* **Requirements**
All records below must be retyped exactly.
[START Records]
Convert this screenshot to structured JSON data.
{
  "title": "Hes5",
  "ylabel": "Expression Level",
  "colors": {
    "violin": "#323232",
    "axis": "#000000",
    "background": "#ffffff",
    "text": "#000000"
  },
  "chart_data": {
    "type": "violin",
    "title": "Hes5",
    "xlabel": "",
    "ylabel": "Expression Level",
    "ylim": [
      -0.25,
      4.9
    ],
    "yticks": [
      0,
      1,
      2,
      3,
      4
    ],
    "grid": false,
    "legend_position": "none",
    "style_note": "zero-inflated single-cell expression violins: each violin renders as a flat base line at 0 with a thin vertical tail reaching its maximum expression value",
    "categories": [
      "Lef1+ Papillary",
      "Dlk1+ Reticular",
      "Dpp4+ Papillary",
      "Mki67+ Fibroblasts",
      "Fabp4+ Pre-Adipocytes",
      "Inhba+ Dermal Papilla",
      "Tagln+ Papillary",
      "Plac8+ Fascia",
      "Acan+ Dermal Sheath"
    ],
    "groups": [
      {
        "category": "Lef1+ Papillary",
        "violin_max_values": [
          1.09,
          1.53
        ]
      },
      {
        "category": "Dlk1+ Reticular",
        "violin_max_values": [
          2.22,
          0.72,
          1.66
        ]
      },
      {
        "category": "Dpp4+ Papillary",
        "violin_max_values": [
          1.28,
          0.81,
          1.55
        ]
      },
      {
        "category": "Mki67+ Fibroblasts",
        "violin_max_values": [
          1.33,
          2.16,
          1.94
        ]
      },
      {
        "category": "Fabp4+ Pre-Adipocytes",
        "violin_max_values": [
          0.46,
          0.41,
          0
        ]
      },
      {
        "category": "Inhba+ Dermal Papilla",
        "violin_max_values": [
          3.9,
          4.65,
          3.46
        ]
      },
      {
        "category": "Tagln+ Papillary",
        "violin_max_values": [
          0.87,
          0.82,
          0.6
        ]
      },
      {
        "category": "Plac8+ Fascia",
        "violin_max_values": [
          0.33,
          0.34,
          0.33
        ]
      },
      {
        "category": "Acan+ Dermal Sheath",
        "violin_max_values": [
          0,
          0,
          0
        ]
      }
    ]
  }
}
[END Records]
* **Result of the task**
Convert this screenshot to structured JSON data.
{
  "title": "Hes5",
  "ylabel": "Expression Level",
  "colors": {
    "violin": "#323232",
    "axis": "#000000",
    "background": "#ffffff",
    "text": "#000000"
  },
  "chart_data": {
    "type": "violin",
    "title": "Hes5",
    "xlabel": "",
    "ylabel": "Expression Level",
    "ylim": [
      -0.25,
      4.9
    ],
    "yticks": [
      0,
      1,
      2,
      3,
      4
    ],
    "grid": false,
    "legend_position": "none",
    "style_note": "zero-inflated single-cell expression violins: each violin renders as a flat base line at 0 with a thin vertical tail reaching its maximum expression value",
    "categories": [
      "Lef1+ Papillary",
      "Dlk1+ Reticular",
      "Dpp4+ Papillary",
      "Mki67+ Fibroblasts",
      "Fabp4+ Pre-Adipocytes",
      "Inhba+ Dermal Papilla",
      "Tagln+ Papillary",
      "Plac8+ Fascia",
      "Acan+ Dermal Sheath"
    ],
    "groups": [
      {
        "category": "Lef1+ Papillary",
        "violin_max_values": [
          1.09,
          1.53
        ]
      },
      {
        "category": "Dlk1+ Reticular",
        "violin_max_values": [
          2.22,
          0.72,
          1.66
        ]
      },
      {
        "category": "Dpp4+ Papillary",
        "violin_max_values": [
          1.28,
          0.81,
          1.55
        ]
      },
      {
        "category": "Mki67+ Fibroblasts",
        "violin_max_values": [
          1.33,
          2.16,
          1.94
        ]
      },
      {
        "category": "Fabp4+ Pre-Adipocytes",
        "violin_max_values": [
          0.46,
          0.41,
          0
        ]
      },
      {
        "category": "Inhba+ Dermal Papilla",
        "violin_max_values": [
          3.9,
          4.65,
          3.46
        ]
      },
      {
        "category": "Tagln+ Papillary",
        "violin_max_values": [
          0.87,
          0.82,
          0.6
        ]
      },
      {
        "category": "Plac8+ Fascia",
        "violin_max_values": [
          0.33,
          0.34,
          0.33
        ]
      },
      {
        "category": "Acan+ Dermal Sheath",
        "violin_max_values": [
          0,
          0,
          0
        ]
      }
    ]
  }
}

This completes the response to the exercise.